**WHAT YOU HAVE TO DO**
Which lines have the string "this"? Copy all of them from the entries below.
-- begin --
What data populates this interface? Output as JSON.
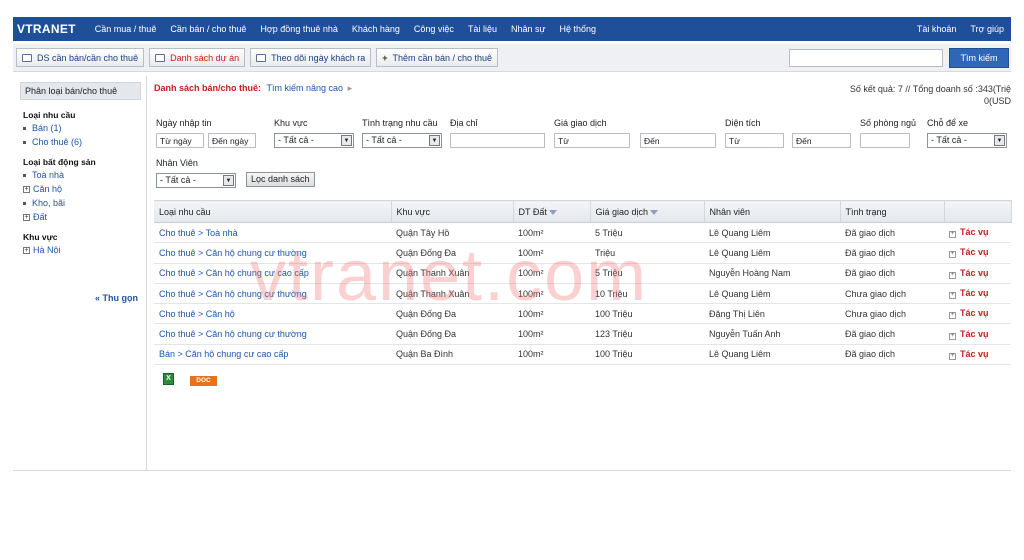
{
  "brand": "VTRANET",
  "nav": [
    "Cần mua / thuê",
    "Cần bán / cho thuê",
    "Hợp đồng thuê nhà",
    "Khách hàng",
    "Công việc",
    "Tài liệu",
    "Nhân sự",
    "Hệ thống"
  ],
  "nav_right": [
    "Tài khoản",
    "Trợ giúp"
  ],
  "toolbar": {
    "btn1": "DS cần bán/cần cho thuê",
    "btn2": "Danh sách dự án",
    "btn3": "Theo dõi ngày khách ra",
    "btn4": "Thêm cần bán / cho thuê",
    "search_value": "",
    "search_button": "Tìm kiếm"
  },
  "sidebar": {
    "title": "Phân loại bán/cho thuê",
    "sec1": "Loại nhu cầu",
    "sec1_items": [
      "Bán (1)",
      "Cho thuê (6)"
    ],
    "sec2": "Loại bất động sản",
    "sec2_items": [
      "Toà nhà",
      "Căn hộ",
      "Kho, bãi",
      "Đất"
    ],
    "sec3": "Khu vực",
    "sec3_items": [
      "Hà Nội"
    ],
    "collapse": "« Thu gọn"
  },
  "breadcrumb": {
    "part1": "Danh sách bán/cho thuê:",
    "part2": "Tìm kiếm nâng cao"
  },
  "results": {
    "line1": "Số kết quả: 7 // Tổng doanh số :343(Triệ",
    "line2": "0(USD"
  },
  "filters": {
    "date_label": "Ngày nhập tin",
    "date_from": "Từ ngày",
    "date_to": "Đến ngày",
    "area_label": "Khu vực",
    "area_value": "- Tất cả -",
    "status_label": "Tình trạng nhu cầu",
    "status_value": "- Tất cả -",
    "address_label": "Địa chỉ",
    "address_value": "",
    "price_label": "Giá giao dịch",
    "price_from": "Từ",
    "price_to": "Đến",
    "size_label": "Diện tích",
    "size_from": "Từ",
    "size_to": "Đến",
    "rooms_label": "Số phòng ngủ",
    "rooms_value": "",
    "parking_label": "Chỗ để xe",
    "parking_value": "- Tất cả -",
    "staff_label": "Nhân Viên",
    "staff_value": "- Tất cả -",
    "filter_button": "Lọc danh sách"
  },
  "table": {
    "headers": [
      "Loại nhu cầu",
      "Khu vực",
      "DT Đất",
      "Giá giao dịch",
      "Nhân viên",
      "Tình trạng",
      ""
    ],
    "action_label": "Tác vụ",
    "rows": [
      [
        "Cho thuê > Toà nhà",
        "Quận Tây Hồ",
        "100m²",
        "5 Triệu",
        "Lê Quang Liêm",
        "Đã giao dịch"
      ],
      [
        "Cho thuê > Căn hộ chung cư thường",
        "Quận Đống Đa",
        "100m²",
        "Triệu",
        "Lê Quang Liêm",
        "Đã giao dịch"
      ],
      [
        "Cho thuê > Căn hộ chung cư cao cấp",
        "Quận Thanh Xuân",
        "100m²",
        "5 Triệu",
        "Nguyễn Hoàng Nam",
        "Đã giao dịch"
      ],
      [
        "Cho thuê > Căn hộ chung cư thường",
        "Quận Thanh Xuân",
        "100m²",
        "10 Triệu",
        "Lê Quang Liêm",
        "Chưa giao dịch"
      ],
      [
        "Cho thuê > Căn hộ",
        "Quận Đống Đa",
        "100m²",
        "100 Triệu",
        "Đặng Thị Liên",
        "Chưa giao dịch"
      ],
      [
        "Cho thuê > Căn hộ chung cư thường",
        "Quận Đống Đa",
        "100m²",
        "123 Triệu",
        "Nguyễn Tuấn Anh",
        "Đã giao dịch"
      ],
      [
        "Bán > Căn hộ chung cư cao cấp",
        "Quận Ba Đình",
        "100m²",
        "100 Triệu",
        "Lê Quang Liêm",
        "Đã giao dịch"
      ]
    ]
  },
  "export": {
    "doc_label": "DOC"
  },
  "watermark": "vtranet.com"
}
-- end --
-- begin --
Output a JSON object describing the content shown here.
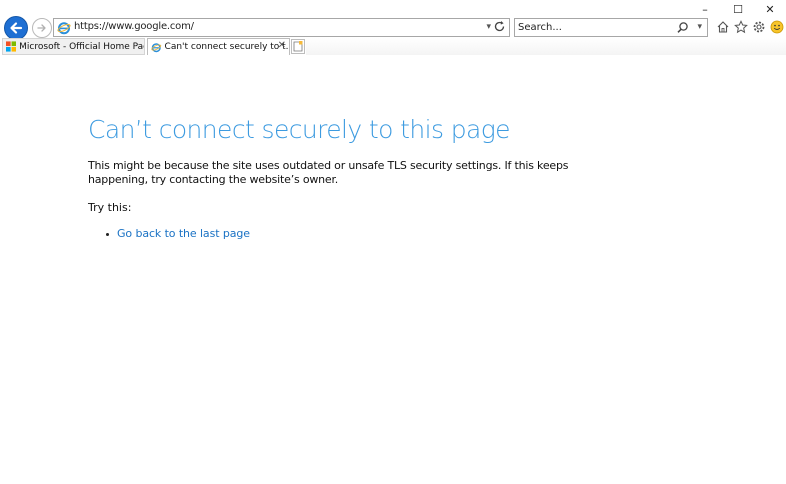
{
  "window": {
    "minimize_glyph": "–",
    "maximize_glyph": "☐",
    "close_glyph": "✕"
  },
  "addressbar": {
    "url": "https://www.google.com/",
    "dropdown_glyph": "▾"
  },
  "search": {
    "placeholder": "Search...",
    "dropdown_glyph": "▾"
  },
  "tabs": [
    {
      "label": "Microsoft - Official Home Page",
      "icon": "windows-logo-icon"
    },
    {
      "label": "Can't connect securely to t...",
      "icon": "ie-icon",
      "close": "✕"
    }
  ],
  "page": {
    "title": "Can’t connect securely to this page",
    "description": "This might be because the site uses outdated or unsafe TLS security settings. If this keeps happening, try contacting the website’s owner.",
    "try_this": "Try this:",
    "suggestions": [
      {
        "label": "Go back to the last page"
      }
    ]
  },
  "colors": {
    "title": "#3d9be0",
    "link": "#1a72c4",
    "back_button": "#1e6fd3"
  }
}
-- end --
**EXERCISE RESPONSE**
What data populates this interface? Output as JSON.
    "title": "Can’t connect securely to this page",
    "description": "This might be because the site uses outdated or unsafe TLS security settings. If this keeps happening, try contacting the website’s owner.",
    "try_this": "Try this:",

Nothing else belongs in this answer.